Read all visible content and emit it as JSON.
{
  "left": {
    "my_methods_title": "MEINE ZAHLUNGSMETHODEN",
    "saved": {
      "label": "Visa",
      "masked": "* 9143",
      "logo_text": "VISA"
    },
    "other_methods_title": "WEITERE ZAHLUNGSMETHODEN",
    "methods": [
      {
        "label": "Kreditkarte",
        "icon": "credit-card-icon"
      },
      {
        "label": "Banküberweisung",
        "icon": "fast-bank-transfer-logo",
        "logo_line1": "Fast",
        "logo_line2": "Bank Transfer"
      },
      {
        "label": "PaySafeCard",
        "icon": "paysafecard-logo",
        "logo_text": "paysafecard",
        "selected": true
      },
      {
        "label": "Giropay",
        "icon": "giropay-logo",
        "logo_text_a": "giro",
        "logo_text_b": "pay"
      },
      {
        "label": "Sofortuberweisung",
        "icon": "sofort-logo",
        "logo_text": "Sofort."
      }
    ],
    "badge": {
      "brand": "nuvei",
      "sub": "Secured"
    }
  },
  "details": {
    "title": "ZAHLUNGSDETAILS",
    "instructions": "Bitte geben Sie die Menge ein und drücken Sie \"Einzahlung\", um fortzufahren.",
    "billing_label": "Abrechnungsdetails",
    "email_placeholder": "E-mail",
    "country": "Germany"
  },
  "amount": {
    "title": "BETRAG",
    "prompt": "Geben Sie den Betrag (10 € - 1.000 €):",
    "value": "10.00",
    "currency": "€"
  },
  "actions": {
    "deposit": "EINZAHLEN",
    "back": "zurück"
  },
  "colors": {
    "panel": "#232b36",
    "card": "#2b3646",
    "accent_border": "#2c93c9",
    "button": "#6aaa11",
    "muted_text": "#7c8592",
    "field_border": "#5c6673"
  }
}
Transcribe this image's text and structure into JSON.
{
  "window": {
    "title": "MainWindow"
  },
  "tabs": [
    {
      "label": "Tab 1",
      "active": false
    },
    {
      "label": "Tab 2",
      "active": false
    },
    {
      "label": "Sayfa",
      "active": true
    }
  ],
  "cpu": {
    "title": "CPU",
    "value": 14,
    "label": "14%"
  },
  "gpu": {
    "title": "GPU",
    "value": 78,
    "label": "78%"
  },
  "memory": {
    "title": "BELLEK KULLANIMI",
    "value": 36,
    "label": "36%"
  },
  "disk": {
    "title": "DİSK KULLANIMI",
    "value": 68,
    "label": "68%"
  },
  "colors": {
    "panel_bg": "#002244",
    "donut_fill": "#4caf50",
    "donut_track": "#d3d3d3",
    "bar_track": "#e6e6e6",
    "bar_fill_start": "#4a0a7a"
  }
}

-*-*-

Aim:
Go through the material and copy out every line with "ZAHLUNGSMETHODEN" in it.

Answer to this exercise:
    "my_methods_title": "MEINE ZAHLUNGSMETHODEN",
    "other_methods_title": "WEITERE ZAHLUNGSMETHODEN",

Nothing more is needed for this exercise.